## Aim of the exercise
Quote the data below in full, minus the images.

— Begin —

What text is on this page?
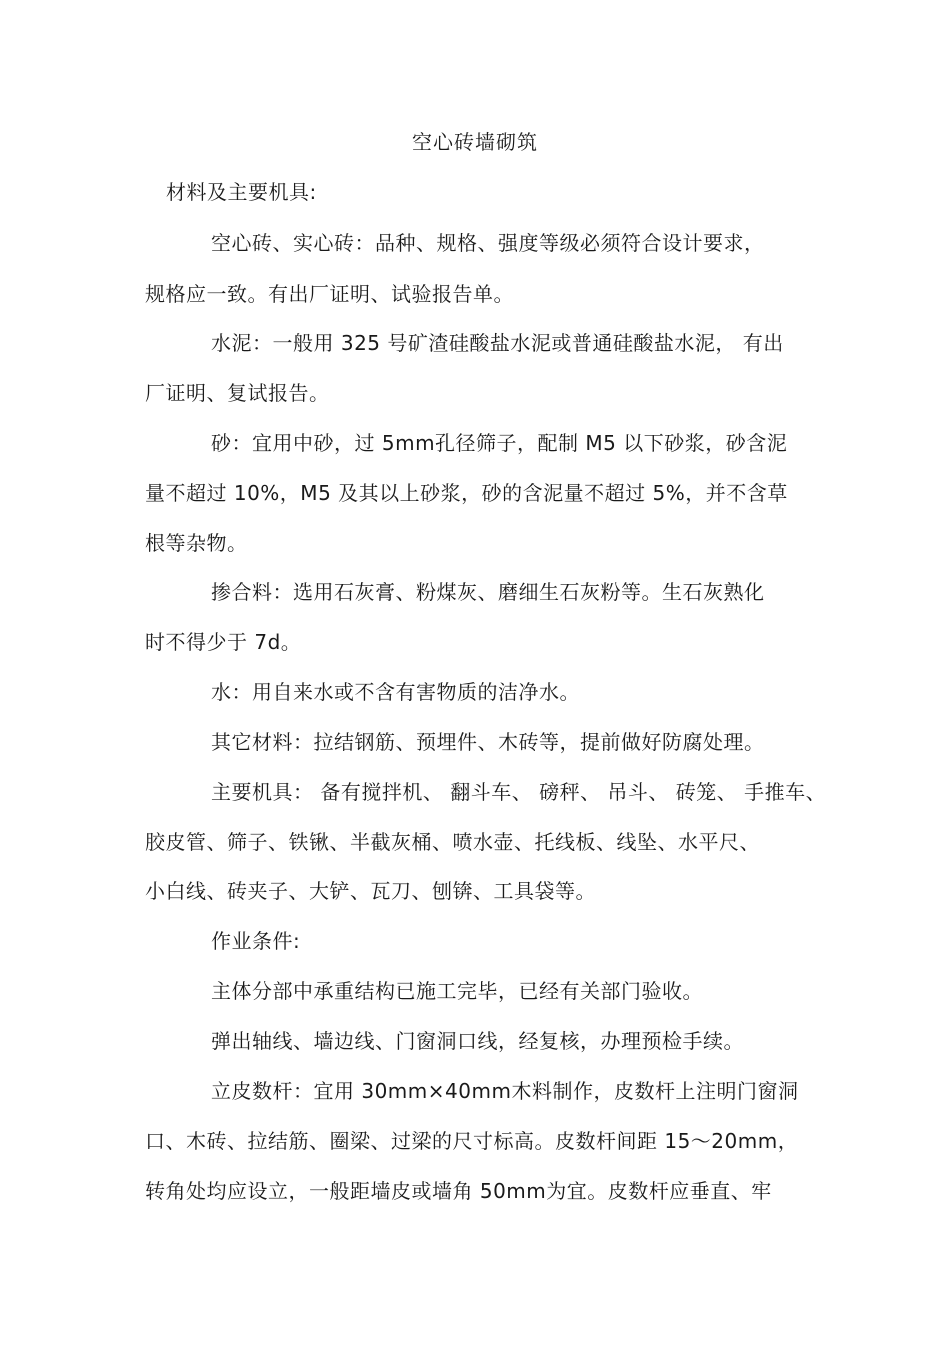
空心砖墙砌筑
材料及主要机具:
空心砖、实心砖：品种、规格、强度等级必须符合设计要求，
规格应一致。有出厂证明、试验报告单。
水泥：一般用 325 号矿渣硅酸盐水泥或普通硅酸盐水泥， 有出
厂证明、复试报告。
砂：宜用中砂，过 5mm孔径筛子，配制 M5 以下砂浆，砂含泥
量不超过 10%，M5 及其以上砂浆，砂的含泥量不超过 5%，并不含草
根等杂物。
掺合料：选用石灰膏、粉煤灰、磨细生石灰粉等。生石灰熟化
时不得少于 7d。
水：用自来水或不含有害物质的洁净水。
其它材料：拉结钢筋、预埋件、木砖等，提前做好防腐处理。
主要机具： 备有搅拌机、 翻斗车、 磅秤、 吊斗、 砖笼、 手推车、
胶皮管、筛子、铁锹、半截灰桶、喷水壶、托线板、线坠、水平尺、
小白线、砖夹子、大铲、瓦刀、刨锛、工具袋等。
作业条件:
主体分部中承重结构已施工完毕，已经有关部门验收。
弹出轴线、墙边线、门窗洞口线，经复核，办理预检手续。
立皮数杆：宜用 30mm×40mm木料制作，皮数杆上注明门窗洞
口、木砖、拉结筋、圈梁、过梁的尺寸标高。皮数杆间距 15～20mm，
转角处均应设立，一般距墙皮或墙角 50mm为宜。皮数杆应垂直、牢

— End —

## Result of the task
What text is on this page?
空心砖墙砌筑
材料及主要机具:
空心砖、实心砖：品种、规格、强度等级必须符合设计要求，
规格应一致。有出厂证明、试验报告单。
水泥：一般用 325 号矿渣硅酸盐水泥或普通硅酸盐水泥， 有出
厂证明、复试报告。
砂：宜用中砂，过 5mm孔径筛子，配制 M5 以下砂浆，砂含泥
量不超过 10%，M5 及其以上砂浆，砂的含泥量不超过 5%，并不含草
根等杂物。
掺合料：选用石灰膏、粉煤灰、磨细生石灰粉等。生石灰熟化
时不得少于 7d。
水：用自来水或不含有害物质的洁净水。
其它材料：拉结钢筋、预埋件、木砖等，提前做好防腐处理。
主要机具： 备有搅拌机、 翻斗车、 磅秤、 吊斗、 砖笼、 手推车、
胶皮管、筛子、铁锹、半截灰桶、喷水壶、托线板、线坠、水平尺、
小白线、砖夹子、大铲、瓦刀、刨锛、工具袋等。
作业条件:
主体分部中承重结构已施工完毕，已经有关部门验收。
弹出轴线、墙边线、门窗洞口线，经复核，办理预检手续。
立皮数杆：宜用 30mm×40mm木料制作，皮数杆上注明门窗洞
口、木砖、拉结筋、圈梁、过梁的尺寸标高。皮数杆间距 15～20mm，
转角处均应设立，一般距墙皮或墙角 50mm为宜。皮数杆应垂直、牢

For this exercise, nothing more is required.